- **What the task asks**: Print the whole listing exactly.

(Figure content listings)
◆ ◆ ◆ ◆ ◆

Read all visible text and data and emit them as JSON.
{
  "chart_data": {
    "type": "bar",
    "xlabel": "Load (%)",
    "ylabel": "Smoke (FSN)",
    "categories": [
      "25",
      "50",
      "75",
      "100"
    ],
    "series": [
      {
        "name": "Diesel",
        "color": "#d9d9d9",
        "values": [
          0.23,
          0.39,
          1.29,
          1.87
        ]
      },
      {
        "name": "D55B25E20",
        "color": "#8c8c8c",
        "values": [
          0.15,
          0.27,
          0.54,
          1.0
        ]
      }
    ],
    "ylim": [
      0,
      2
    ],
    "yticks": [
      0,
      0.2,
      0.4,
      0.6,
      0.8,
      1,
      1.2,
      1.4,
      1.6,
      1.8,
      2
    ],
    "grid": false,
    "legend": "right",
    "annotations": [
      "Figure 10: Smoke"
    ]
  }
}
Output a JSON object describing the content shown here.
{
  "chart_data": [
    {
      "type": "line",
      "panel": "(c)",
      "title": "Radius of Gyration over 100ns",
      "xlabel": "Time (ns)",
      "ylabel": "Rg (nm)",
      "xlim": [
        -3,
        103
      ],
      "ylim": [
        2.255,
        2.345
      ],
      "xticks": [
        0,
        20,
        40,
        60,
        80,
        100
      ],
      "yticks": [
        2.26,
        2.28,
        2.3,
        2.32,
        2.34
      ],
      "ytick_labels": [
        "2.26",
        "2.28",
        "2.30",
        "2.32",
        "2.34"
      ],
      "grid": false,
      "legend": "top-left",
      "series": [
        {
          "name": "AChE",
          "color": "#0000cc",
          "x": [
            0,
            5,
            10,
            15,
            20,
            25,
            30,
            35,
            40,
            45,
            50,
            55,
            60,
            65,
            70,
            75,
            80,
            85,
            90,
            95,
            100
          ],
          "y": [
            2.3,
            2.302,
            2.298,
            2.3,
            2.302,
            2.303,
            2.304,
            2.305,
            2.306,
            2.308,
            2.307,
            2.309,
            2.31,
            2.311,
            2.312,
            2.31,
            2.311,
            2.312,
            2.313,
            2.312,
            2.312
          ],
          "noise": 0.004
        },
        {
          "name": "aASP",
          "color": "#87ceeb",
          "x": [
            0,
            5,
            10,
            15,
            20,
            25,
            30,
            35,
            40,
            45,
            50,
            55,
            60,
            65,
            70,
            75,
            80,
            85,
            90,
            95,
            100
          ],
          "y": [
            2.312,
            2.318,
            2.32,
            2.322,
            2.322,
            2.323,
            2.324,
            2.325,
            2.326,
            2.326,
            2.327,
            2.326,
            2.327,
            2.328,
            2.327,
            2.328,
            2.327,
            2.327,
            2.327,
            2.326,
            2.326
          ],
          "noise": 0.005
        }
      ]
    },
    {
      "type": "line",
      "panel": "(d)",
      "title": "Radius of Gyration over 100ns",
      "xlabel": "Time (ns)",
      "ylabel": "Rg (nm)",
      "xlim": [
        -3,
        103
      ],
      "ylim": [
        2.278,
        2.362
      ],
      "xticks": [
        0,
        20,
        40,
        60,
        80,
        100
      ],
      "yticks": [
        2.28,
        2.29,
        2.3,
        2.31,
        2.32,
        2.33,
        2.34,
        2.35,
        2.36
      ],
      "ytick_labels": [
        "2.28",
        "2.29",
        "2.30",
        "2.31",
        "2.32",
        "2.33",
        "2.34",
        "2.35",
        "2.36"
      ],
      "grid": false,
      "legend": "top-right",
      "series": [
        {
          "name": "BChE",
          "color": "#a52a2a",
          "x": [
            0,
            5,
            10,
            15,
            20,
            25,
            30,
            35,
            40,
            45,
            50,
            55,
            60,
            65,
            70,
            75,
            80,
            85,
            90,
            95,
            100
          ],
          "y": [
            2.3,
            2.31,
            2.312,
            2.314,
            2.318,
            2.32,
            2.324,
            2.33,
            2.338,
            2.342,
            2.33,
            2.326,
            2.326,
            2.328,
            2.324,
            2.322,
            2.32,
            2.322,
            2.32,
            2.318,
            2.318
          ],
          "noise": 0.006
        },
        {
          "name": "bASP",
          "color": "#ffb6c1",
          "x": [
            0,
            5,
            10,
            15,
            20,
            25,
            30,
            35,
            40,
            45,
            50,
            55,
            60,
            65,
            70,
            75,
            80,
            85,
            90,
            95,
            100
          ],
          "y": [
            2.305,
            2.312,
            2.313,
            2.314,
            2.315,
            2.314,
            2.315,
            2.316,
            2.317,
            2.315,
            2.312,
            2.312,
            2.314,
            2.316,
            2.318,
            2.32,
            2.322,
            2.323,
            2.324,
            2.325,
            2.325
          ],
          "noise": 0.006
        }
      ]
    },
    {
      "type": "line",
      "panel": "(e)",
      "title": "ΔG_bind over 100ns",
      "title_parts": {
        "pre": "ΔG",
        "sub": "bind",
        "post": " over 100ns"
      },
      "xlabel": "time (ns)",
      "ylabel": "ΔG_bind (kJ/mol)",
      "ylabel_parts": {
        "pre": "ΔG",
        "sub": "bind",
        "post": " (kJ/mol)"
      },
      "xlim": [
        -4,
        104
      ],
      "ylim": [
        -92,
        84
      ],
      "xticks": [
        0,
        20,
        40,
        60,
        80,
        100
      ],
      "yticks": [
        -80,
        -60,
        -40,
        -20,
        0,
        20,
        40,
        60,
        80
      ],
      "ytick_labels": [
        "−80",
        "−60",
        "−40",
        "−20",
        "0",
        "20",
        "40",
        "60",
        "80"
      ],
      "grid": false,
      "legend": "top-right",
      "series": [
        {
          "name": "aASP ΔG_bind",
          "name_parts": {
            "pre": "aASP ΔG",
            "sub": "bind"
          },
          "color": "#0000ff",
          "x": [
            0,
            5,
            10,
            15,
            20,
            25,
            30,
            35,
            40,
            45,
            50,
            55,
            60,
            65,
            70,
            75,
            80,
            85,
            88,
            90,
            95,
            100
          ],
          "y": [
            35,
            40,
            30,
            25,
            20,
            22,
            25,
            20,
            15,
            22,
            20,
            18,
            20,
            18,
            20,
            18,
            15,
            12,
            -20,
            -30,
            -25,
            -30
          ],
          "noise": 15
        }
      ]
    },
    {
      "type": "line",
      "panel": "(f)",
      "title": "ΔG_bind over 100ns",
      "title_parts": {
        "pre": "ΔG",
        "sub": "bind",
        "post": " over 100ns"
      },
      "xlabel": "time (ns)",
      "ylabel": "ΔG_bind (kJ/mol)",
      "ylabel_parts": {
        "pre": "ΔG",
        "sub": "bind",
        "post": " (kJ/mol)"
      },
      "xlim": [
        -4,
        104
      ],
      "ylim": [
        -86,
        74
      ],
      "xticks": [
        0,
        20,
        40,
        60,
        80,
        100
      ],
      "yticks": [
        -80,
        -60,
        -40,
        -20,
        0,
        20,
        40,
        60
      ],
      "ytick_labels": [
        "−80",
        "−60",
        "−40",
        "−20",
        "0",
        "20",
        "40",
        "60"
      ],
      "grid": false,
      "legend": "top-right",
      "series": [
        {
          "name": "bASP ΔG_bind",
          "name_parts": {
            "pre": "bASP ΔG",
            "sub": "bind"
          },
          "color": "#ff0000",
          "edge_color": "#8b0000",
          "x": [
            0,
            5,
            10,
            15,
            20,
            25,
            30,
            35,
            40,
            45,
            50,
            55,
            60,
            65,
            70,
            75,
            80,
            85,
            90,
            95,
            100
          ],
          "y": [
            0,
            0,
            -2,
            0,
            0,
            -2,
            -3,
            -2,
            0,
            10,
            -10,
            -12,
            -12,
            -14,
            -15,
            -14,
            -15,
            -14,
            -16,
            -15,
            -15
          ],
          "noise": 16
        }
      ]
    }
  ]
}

◆ ◆ ◆ ◆ ◆

- **Solution to this problem**:
Read all visible text and data and emit them as JSON.
{
  "chart_data": {
    "type": "bar",
    "xlabel": "Load (%)",
    "ylabel": "Smoke (FSN)",
    "categories": [
      "25",
      "50",
      "75",
      "100"
    ],
    "series": [
      {
        "name": "Diesel",
        "color": "#d9d9d9",
        "values": [
          0.23,
          0.39,
          1.29,
          1.87
        ]
      },
      {
        "name": "D55B25E20",
        "color": "#8c8c8c",
        "values": [
          0.15,
          0.27,
          0.54,
          1.0
        ]
      }
    ],
    "ylim": [
      0,
      2
    ],
    "yticks": [
      0,
      0.2,
      0.4,
      0.6,
      0.8,
      1,
      1.2,
      1.4,
      1.6,
      1.8,
      2
    ],
    "grid": false,
    "legend": "right",
    "annotations": [
      "Figure 10: Smoke"
    ]
  }
}
Output a JSON object describing the content shown here.
{
  "chart_data": [
    {
      "type": "line",
      "panel": "(c)",
      "title": "Radius of Gyration over 100ns",
      "xlabel": "Time (ns)",
      "ylabel": "Rg (nm)",
      "xlim": [
        -3,
        103
      ],
      "ylim": [
        2.255,
        2.345
      ],
      "xticks": [
        0,
        20,
        40,
        60,
        80,
        100
      ],
      "yticks": [
        2.26,
        2.28,
        2.3,
        2.32,
        2.34
      ],
      "ytick_labels": [
        "2.26",
        "2.28",
        "2.30",
        "2.32",
        "2.34"
      ],
      "grid": false,
      "legend": "top-left",
      "series": [
        {
          "name": "AChE",
          "color": "#0000cc",
          "x": [
            0,
            5,
            10,
            15,
            20,
            25,
            30,
            35,
            40,
            45,
            50,
            55,
            60,
            65,
            70,
            75,
            80,
            85,
            90,
            95,
            100
          ],
          "y": [
            2.3,
            2.302,
            2.298,
            2.3,
            2.302,
            2.303,
            2.304,
            2.305,
            2.306,
            2.308,
            2.307,
            2.309,
            2.31,
            2.311,
            2.312,
            2.31,
            2.311,
            2.312,
            2.313,
            2.312,
            2.312
          ],
          "noise": 0.004
        },
        {
          "name": "aASP",
          "color": "#87ceeb",
          "x": [
            0,
            5,
            10,
            15,
            20,
            25,
            30,
            35,
            40,
            45,
            50,
            55,
            60,
            65,
            70,
            75,
            80,
            85,
            90,
            95,
            100
          ],
          "y": [
            2.312,
            2.318,
            2.32,
            2.322,
            2.322,
            2.323,
            2.324,
            2.325,
            2.326,
            2.326,
            2.327,
            2.326,
            2.327,
            2.328,
            2.327,
            2.328,
            2.327,
            2.327,
            2.327,
            2.326,
            2.326
          ],
          "noise": 0.005
        }
      ]
    },
    {
      "type": "line",
      "panel": "(d)",
      "title": "Radius of Gyration over 100ns",
      "xlabel": "Time (ns)",
      "ylabel": "Rg (nm)",
      "xlim": [
        -3,
        103
      ],
      "ylim": [
        2.278,
        2.362
      ],
      "xticks": [
        0,
        20,
        40,
        60,
        80,
        100
      ],
      "yticks": [
        2.28,
        2.29,
        2.3,
        2.31,
        2.32,
        2.33,
        2.34,
        2.35,
        2.36
      ],
      "ytick_labels": [
        "2.28",
        "2.29",
        "2.30",
        "2.31",
        "2.32",
        "2.33",
        "2.34",
        "2.35",
        "2.36"
      ],
      "grid": false,
      "legend": "top-right",
      "series": [
        {
          "name": "BChE",
          "color": "#a52a2a",
          "x": [
            0,
            5,
            10,
            15,
            20,
            25,
            30,
            35,
            40,
            45,
            50,
            55,
            60,
            65,
            70,
            75,
            80,
            85,
            90,
            95,
            100
          ],
          "y": [
            2.3,
            2.31,
            2.312,
            2.314,
            2.318,
            2.32,
            2.324,
            2.33,
            2.338,
            2.342,
            2.33,
            2.326,
            2.326,
            2.328,
            2.324,
            2.322,
            2.32,
            2.322,
            2.32,
            2.318,
            2.318
          ],
          "noise": 0.006
        },
        {
          "name": "bASP",
          "color": "#ffb6c1",
          "x": [
            0,
            5,
            10,
            15,
            20,
            25,
            30,
            35,
            40,
            45,
            50,
            55,
            60,
            65,
            70,
            75,
            80,
            85,
            90,
            95,
            100
          ],
          "y": [
            2.305,
            2.312,
            2.313,
            2.314,
            2.315,
            2.314,
            2.315,
            2.316,
            2.317,
            2.315,
            2.312,
            2.312,
            2.314,
            2.316,
            2.318,
            2.32,
            2.322,
            2.323,
            2.324,
            2.325,
            2.325
          ],
          "noise": 0.006
        }
      ]
    },
    {
      "type": "line",
      "panel": "(e)",
      "title": "ΔG_bind over 100ns",
      "title_parts": {
        "pre": "ΔG",
        "sub": "bind",
        "post": " over 100ns"
      },
      "xlabel": "time (ns)",
      "ylabel": "ΔG_bind (kJ/mol)",
      "ylabel_parts": {
        "pre": "ΔG",
        "sub": "bind",
        "post": " (kJ/mol)"
      },
      "xlim": [
        -4,
        104
      ],
      "ylim": [
        -92,
        84
      ],
      "xticks": [
        0,
        20,
        40,
        60,
        80,
        100
      ],
      "yticks": [
        -80,
        -60,
        -40,
        -20,
        0,
        20,
        40,
        60,
        80
      ],
      "ytick_labels": [
        "−80",
        "−60",
        "−40",
        "−20",
        "0",
        "20",
        "40",
        "60",
        "80"
      ],
      "grid": false,
      "legend": "top-right",
      "series": [
        {
          "name": "aASP ΔG_bind",
          "name_parts": {
            "pre": "aASP ΔG",
            "sub": "bind"
          },
          "color": "#0000ff",
          "x": [
            0,
            5,
            10,
            15,
            20,
            25,
            30,
            35,
            40,
            45,
            50,
            55,
            60,
            65,
            70,
            75,
            80,
            85,
            88,
            90,
            95,
            100
          ],
          "y": [
            35,
            40,
            30,
            25,
            20,
            22,
            25,
            20,
            15,
            22,
            20,
            18,
            20,
            18,
            20,
            18,
            15,
            12,
            -20,
            -30,
            -25,
            -30
          ],
          "noise": 15
        }
      ]
    },
    {
      "type": "line",
      "panel": "(f)",
      "title": "ΔG_bind over 100ns",
      "title_parts": {
        "pre": "ΔG",
        "sub": "bind",
        "post": " over 100ns"
      },
      "xlabel": "time (ns)",
      "ylabel": "ΔG_bind (kJ/mol)",
      "ylabel_parts": {
        "pre": "ΔG",
        "sub": "bind",
        "post": " (kJ/mol)"
      },
      "xlim": [
        -4,
        104
      ],
      "ylim": [
        -86,
        74
      ],
      "xticks": [
        0,
        20,
        40,
        60,
        80,
        100
      ],
      "yticks": [
        -80,
        -60,
        -40,
        -20,
        0,
        20,
        40,
        60
      ],
      "ytick_labels": [
        "−80",
        "−60",
        "−40",
        "−20",
        "0",
        "20",
        "40",
        "60"
      ],
      "grid": false,
      "legend": "top-right",
      "series": [
        {
          "name": "bASP ΔG_bind",
          "name_parts": {
            "pre": "bASP ΔG",
            "sub": "bind"
          },
          "color": "#ff0000",
          "edge_color": "#8b0000",
          "x": [
            0,
            5,
            10,
            15,
            20,
            25,
            30,
            35,
            40,
            45,
            50,
            55,
            60,
            65,
            70,
            75,
            80,
            85,
            90,
            95,
            100
          ],
          "y": [
            0,
            0,
            -2,
            0,
            0,
            -2,
            -3,
            -2,
            0,
            10,
            -10,
            -12,
            -12,
            -14,
            -15,
            -14,
            -15,
            -14,
            -16,
            -15,
            -15
          ],
          "noise": 16
        }
      ]
    }
  ]
}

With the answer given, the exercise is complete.